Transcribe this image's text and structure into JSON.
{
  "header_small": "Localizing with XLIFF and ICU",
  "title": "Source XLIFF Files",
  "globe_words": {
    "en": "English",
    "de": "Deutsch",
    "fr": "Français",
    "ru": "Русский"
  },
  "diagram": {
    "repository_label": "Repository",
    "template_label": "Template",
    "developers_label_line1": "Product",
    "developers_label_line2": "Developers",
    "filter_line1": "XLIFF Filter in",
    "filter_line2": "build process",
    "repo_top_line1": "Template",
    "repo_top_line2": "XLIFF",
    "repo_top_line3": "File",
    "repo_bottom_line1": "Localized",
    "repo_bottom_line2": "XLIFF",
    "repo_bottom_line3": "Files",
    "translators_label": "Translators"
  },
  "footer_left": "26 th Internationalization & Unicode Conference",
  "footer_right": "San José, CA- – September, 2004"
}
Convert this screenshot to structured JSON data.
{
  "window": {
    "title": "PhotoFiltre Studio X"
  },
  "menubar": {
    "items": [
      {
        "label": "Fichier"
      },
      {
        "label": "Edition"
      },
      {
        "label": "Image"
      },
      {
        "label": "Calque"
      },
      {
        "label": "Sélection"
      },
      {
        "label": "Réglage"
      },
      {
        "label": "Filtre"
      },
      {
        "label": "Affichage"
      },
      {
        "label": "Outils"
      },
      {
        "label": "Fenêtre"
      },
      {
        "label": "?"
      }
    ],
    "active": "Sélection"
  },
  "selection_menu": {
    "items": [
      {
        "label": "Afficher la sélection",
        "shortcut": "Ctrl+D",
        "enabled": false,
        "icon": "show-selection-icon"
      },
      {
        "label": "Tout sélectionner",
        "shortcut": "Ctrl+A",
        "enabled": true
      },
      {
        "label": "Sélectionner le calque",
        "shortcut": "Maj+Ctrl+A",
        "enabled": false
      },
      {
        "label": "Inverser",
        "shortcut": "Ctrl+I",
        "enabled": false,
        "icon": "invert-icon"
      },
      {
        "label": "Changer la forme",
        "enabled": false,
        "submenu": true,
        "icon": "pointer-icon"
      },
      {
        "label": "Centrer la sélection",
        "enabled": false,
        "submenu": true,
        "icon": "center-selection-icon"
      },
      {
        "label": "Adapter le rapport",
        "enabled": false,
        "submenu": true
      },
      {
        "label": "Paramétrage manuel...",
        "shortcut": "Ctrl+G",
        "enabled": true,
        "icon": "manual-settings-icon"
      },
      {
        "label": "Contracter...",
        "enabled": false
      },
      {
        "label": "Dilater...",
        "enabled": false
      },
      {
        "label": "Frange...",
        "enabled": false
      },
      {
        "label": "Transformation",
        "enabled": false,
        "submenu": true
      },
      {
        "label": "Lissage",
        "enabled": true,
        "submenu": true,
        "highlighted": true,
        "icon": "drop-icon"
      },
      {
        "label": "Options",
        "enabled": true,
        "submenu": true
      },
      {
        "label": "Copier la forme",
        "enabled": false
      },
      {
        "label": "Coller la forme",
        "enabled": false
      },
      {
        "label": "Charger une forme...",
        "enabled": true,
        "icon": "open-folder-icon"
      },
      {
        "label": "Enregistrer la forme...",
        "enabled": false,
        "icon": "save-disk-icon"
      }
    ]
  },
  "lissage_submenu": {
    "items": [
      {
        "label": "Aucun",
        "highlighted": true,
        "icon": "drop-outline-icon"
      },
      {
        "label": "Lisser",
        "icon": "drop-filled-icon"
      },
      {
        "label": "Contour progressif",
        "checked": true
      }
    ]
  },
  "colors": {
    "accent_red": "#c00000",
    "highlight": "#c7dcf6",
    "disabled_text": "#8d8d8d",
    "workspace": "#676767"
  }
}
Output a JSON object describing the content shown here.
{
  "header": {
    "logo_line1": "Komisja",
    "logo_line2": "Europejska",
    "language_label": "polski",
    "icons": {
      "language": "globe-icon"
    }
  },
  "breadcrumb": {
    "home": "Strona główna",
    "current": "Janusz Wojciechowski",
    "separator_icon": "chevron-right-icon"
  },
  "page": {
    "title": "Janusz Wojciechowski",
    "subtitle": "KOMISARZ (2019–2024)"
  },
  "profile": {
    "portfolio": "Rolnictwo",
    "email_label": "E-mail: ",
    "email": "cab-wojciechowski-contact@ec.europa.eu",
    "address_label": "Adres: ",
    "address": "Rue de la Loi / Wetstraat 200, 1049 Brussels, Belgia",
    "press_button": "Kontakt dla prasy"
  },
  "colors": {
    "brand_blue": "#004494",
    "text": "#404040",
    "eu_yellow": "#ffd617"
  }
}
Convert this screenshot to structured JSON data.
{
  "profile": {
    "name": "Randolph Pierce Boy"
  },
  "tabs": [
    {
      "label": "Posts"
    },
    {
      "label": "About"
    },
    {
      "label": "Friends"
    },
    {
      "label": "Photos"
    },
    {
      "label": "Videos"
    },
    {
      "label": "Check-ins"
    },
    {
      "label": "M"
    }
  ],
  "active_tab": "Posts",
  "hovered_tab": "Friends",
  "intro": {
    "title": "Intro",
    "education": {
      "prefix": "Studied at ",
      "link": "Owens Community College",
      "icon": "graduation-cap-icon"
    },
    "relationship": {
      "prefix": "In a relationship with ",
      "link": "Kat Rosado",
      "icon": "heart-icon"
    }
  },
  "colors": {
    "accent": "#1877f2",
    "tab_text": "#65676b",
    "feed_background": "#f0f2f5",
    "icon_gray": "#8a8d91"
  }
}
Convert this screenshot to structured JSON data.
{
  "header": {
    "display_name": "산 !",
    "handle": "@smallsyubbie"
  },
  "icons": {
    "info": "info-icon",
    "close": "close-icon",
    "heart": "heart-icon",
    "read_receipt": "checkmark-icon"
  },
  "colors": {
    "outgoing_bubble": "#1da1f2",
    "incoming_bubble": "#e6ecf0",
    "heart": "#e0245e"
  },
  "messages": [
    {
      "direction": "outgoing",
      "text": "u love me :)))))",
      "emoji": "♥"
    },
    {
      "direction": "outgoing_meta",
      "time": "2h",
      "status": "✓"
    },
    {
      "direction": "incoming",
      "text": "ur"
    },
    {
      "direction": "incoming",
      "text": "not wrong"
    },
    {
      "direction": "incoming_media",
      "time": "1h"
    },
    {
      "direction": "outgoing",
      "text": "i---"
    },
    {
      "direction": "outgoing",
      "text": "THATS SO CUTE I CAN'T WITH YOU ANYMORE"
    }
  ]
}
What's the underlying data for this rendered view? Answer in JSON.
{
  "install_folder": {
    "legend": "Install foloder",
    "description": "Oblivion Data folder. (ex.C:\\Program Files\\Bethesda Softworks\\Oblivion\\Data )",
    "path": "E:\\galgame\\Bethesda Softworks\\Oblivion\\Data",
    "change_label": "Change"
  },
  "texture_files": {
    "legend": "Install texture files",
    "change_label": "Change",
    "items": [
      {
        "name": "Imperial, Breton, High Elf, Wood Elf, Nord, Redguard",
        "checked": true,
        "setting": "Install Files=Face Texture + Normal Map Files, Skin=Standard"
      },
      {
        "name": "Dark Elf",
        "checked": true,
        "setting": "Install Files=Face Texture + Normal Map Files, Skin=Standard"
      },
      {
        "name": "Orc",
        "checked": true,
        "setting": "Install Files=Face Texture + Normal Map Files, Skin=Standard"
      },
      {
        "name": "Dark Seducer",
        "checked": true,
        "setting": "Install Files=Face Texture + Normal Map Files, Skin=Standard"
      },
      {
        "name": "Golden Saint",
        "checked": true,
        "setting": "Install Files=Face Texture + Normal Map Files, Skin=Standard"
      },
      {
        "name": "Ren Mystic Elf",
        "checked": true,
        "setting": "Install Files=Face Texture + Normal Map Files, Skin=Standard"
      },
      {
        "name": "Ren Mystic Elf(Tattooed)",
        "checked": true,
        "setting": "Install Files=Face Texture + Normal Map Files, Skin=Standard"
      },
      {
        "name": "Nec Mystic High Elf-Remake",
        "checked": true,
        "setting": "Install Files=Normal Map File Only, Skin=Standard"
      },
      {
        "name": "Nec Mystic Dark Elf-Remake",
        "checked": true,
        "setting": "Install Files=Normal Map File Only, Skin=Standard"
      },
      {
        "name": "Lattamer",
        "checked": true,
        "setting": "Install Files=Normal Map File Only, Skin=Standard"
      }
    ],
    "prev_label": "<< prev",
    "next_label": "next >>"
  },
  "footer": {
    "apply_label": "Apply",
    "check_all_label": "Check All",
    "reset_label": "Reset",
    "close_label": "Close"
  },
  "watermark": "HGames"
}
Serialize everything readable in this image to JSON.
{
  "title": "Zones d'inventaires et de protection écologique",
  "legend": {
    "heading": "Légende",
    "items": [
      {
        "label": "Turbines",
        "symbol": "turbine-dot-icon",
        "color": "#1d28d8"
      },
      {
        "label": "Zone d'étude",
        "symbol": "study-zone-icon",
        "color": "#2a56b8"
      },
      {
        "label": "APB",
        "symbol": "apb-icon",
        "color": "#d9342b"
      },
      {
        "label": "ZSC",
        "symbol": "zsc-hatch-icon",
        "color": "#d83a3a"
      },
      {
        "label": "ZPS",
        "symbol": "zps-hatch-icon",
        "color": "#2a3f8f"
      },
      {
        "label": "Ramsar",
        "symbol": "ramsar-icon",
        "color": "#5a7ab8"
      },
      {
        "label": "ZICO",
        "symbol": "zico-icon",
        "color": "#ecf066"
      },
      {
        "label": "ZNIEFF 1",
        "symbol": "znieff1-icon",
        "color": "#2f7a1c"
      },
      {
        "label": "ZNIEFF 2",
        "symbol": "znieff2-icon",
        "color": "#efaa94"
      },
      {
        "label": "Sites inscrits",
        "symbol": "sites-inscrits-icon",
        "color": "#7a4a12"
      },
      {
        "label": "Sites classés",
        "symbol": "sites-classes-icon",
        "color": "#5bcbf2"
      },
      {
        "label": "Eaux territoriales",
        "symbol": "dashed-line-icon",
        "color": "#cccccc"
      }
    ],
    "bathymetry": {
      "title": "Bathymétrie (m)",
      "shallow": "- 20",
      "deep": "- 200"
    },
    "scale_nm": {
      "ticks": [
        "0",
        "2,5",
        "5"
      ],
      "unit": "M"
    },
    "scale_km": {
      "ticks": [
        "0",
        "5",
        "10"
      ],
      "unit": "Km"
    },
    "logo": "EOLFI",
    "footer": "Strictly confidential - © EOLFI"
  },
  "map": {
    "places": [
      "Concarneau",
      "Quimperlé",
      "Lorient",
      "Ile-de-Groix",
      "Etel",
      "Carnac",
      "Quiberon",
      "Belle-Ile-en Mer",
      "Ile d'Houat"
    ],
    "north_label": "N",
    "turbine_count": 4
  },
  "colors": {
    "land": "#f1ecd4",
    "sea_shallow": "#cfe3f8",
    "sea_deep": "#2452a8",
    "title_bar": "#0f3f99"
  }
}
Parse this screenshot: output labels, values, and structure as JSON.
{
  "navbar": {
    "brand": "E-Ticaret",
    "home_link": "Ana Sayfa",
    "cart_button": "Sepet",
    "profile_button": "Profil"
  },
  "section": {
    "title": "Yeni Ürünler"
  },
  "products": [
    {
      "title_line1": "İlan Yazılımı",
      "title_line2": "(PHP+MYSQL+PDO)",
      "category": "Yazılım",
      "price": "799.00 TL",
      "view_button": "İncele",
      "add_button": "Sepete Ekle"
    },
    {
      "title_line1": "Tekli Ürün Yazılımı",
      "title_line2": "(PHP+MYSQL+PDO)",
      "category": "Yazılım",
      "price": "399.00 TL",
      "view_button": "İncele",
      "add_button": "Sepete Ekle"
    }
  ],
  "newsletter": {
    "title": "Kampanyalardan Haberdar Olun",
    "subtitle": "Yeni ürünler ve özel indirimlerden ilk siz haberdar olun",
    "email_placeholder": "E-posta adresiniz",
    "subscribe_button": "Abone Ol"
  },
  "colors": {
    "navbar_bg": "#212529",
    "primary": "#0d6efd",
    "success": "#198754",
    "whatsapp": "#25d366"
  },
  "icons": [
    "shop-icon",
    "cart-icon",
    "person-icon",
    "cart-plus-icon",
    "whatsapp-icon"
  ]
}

* What is being asked
Give back exactly the lines beginning at the one with "Parse this screenshot: output" and ending at the final line of the material; both boundary lines belong in it.

* Response for this exercise
Parse this screenshot: output labels, values, and structure as JSON.
{
  "navbar": {
    "brand": "E-Ticaret",
    "home_link": "Ana Sayfa",
    "cart_button": "Sepet",
    "profile_button": "Profil"
  },
  "section": {
    "title": "Yeni Ürünler"
  },
  "products": [
    {
      "title_line1": "İlan Yazılımı",
      "title_line2": "(PHP+MYSQL+PDO)",
      "category": "Yazılım",
      "price": "799.00 TL",
      "view_button": "İncele",
      "add_button": "Sepete Ekle"
    },
    {
      "title_line1": "Tekli Ürün Yazılımı",
      "title_line2": "(PHP+MYSQL+PDO)",
      "category": "Yazılım",
      "price": "399.00 TL",
      "view_button": "İncele",
      "add_button": "Sepete Ekle"
    }
  ],
  "newsletter": {
    "title": "Kampanyalardan Haberdar Olun",
    "subtitle": "Yeni ürünler ve özel indirimlerden ilk siz haberdar olun",
    "email_placeholder": "E-posta adresiniz",
    "subscribe_button": "Abone Ol"
  },
  "colors": {
    "navbar_bg": "#212529",
    "primary": "#0d6efd",
    "success": "#198754",
    "whatsapp": "#25d366"
  },
  "icons": [
    "shop-icon",
    "cart-icon",
    "person-icon",
    "cart-plus-icon",
    "whatsapp-icon"
  ]
}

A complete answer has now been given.